+++ Data extract

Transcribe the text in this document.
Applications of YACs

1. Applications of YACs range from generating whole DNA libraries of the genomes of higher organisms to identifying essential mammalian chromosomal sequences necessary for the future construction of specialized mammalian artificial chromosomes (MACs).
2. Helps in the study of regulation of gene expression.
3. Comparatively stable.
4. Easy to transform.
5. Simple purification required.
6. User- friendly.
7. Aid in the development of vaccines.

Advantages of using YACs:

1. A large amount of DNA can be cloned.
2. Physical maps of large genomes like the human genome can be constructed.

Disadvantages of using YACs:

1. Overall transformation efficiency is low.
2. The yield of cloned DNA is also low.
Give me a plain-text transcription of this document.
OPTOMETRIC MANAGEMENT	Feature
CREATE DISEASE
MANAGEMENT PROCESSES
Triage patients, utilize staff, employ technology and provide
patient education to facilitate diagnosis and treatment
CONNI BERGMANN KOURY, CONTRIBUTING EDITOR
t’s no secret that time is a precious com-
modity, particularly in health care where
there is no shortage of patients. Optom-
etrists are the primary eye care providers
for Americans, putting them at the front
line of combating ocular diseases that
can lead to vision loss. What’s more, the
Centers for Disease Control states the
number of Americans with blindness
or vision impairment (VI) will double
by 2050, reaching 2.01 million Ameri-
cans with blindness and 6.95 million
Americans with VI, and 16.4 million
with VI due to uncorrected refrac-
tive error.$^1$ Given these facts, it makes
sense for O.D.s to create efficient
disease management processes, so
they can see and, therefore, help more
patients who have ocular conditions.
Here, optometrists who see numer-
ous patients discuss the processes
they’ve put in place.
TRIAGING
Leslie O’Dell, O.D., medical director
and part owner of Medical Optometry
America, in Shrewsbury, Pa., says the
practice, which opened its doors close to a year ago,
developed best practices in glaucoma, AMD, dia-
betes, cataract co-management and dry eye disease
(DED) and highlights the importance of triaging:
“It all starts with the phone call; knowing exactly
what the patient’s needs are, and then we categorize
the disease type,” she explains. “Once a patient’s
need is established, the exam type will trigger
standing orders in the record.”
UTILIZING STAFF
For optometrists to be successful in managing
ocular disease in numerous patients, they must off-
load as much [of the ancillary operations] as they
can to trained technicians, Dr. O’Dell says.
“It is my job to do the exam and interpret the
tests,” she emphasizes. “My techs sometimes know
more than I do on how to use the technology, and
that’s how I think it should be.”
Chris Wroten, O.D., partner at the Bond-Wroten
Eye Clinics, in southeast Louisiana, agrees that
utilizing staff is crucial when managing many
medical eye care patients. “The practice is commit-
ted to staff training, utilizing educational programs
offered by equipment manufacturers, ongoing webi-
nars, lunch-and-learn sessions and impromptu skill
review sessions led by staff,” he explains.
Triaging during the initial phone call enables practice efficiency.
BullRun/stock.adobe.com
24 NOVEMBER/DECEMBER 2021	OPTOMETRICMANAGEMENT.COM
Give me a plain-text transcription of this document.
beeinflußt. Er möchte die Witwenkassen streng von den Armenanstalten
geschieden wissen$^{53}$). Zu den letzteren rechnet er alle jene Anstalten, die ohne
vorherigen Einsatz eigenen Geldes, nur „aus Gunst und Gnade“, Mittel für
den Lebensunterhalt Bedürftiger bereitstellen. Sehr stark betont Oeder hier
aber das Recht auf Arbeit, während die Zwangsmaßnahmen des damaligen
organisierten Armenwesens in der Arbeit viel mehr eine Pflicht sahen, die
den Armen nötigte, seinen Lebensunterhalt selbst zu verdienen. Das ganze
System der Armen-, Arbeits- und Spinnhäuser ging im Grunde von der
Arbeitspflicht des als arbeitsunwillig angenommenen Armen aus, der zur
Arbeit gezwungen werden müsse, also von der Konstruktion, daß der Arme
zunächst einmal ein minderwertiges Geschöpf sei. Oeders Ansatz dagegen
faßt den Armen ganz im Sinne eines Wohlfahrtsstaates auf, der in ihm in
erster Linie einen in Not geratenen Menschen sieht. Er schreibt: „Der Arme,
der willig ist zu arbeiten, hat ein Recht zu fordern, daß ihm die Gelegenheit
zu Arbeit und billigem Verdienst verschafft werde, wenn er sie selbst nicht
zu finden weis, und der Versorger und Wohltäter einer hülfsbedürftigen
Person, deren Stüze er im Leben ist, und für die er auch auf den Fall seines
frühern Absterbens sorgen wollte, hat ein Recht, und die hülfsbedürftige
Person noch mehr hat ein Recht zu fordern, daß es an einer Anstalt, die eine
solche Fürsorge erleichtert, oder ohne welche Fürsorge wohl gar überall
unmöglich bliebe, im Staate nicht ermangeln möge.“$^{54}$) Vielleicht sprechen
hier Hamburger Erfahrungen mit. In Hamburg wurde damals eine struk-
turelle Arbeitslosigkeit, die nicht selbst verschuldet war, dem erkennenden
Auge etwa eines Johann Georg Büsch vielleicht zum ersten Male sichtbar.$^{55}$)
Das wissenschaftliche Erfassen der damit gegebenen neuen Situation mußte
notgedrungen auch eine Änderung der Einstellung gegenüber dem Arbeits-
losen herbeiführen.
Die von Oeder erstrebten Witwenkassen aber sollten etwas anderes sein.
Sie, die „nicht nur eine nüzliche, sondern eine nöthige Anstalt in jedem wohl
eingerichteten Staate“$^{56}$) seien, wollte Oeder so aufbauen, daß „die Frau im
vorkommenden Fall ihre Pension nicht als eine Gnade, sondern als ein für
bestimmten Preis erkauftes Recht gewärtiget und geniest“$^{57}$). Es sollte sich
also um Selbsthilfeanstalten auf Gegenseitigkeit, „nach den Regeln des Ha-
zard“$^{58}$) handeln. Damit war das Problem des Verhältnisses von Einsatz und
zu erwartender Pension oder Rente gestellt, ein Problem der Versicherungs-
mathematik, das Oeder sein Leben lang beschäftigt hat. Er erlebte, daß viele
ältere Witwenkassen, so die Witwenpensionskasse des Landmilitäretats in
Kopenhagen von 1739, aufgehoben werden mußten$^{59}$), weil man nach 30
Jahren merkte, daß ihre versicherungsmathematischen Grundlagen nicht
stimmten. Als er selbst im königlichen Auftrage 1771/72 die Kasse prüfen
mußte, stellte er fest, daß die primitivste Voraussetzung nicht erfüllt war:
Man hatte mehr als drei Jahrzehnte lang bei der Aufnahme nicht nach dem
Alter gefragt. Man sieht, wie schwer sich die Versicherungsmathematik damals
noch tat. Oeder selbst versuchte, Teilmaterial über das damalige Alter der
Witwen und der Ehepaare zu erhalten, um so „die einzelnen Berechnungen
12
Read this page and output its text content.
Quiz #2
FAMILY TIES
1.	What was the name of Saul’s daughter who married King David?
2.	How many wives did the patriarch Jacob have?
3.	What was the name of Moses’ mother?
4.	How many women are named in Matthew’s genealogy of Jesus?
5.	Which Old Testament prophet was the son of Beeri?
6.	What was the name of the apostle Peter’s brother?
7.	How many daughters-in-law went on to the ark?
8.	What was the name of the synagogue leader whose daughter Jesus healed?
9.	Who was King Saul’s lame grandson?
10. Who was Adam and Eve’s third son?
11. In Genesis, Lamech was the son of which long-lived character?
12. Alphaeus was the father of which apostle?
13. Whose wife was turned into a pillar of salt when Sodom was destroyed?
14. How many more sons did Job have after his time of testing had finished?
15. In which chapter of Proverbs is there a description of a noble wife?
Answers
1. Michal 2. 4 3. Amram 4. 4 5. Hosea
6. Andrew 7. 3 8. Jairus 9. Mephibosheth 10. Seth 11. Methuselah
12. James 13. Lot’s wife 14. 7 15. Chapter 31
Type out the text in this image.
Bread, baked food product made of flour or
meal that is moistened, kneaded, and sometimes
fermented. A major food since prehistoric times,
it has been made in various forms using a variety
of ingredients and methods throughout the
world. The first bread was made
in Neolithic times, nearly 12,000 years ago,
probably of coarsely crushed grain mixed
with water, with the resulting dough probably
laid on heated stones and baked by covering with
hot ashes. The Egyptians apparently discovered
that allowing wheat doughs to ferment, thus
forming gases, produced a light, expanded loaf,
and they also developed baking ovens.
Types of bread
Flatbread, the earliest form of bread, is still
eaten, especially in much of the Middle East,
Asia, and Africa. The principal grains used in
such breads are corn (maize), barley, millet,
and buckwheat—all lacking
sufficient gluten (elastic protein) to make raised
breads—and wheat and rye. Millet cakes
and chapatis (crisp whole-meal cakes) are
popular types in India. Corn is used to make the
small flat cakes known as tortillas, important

++++++

Exercise details:
Read through the entries above, and wherever a line holds the string "whole", copy it.

Problem solution:
1. Applications of YACs range from generating whole DNA libraries of the genomes of higher organisms to identifying essential mammalian chromosomal sequences necessary for the future construction of specialized mammalian artificial chromosomes (MACs).
and chapatis (crisp whole-meal cakes) are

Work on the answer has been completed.